## What you need to do
The listing beneath should be written out in full, exactly as shown.

## Extracted material
# # # # # # #

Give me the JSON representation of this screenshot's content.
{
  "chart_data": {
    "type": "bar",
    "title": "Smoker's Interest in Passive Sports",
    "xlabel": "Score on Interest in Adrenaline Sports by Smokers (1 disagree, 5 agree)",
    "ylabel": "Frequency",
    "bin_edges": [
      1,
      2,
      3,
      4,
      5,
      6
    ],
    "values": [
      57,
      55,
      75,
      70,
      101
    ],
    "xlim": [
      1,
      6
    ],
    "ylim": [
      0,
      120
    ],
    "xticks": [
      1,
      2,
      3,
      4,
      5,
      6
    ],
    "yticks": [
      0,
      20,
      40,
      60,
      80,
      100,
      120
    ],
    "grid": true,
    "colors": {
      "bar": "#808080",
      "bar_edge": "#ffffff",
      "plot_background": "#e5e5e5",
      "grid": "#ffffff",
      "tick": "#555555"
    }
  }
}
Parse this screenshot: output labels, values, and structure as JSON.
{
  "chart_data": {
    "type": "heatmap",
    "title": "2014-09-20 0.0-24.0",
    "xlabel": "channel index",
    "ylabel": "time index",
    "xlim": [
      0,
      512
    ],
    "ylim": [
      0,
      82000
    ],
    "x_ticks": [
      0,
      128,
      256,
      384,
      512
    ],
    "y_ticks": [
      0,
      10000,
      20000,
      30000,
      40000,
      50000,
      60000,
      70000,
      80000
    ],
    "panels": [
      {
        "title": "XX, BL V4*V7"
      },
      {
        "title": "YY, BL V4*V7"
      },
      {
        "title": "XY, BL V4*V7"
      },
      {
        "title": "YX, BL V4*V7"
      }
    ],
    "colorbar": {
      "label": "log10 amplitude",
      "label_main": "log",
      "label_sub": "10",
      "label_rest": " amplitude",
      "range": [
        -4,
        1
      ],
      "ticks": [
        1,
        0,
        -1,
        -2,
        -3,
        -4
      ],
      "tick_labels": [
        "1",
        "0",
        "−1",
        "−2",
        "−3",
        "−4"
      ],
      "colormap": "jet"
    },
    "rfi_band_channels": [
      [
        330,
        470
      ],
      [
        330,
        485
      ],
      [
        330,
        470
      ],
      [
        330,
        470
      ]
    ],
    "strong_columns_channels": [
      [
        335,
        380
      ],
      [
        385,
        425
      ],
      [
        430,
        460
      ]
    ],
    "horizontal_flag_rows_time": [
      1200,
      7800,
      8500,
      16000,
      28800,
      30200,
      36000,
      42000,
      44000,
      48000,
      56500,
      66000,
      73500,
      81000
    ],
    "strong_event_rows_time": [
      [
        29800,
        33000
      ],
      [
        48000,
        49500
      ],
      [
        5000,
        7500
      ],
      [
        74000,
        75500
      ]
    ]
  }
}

# # # # # # #

## Expected answer
Give me the JSON representation of this screenshot's content.
{
  "chart_data": {
    "type": "bar",
    "title": "Smoker's Interest in Passive Sports",
    "xlabel": "Score on Interest in Adrenaline Sports by Smokers (1 disagree, 5 agree)",
    "ylabel": "Frequency",
    "bin_edges": [
      1,
      2,
      3,
      4,
      5,
      6
    ],
    "values": [
      57,
      55,
      75,
      70,
      101
    ],
    "xlim": [
      1,
      6
    ],
    "ylim": [
      0,
      120
    ],
    "xticks": [
      1,
      2,
      3,
      4,
      5,
      6
    ],
    "yticks": [
      0,
      20,
      40,
      60,
      80,
      100,
      120
    ],
    "grid": true,
    "colors": {
      "bar": "#808080",
      "bar_edge": "#ffffff",
      "plot_background": "#e5e5e5",
      "grid": "#ffffff",
      "tick": "#555555"
    }
  }
}
Parse this screenshot: output labels, values, and structure as JSON.
{
  "chart_data": {
    "type": "heatmap",
    "title": "2014-09-20 0.0-24.0",
    "xlabel": "channel index",
    "ylabel": "time index",
    "xlim": [
      0,
      512
    ],
    "ylim": [
      0,
      82000
    ],
    "x_ticks": [
      0,
      128,
      256,
      384,
      512
    ],
    "y_ticks": [
      0,
      10000,
      20000,
      30000,
      40000,
      50000,
      60000,
      70000,
      80000
    ],
    "panels": [
      {
        "title": "XX, BL V4*V7"
      },
      {
        "title": "YY, BL V4*V7"
      },
      {
        "title": "XY, BL V4*V7"
      },
      {
        "title": "YX, BL V4*V7"
      }
    ],
    "colorbar": {
      "label": "log10 amplitude",
      "label_main": "log",
      "label_sub": "10",
      "label_rest": " amplitude",
      "range": [
        -4,
        1
      ],
      "ticks": [
        1,
        0,
        -1,
        -2,
        -3,
        -4
      ],
      "tick_labels": [
        "1",
        "0",
        "−1",
        "−2",
        "−3",
        "−4"
      ],
      "colormap": "jet"
    },
    "rfi_band_channels": [
      [
        330,
        470
      ],
      [
        330,
        485
      ],
      [
        330,
        470
      ],
      [
        330,
        470
      ]
    ],
    "strong_columns_channels": [
      [
        335,
        380
      ],
      [
        385,
        425
      ],
      [
        430,
        460
      ]
    ],
    "horizontal_flag_rows_time": [
      1200,
      7800,
      8500,
      16000,
      28800,
      30200,
      36000,
      42000,
      44000,
      48000,
      56500,
      66000,
      73500,
      81000
    ],
    "strong_event_rows_time": [
      [
        29800,
        33000
      ],
      [
        48000,
        49500
      ],
      [
        5000,
        7500
      ],
      [
        74000,
        75500
      ]
    ]
  }
}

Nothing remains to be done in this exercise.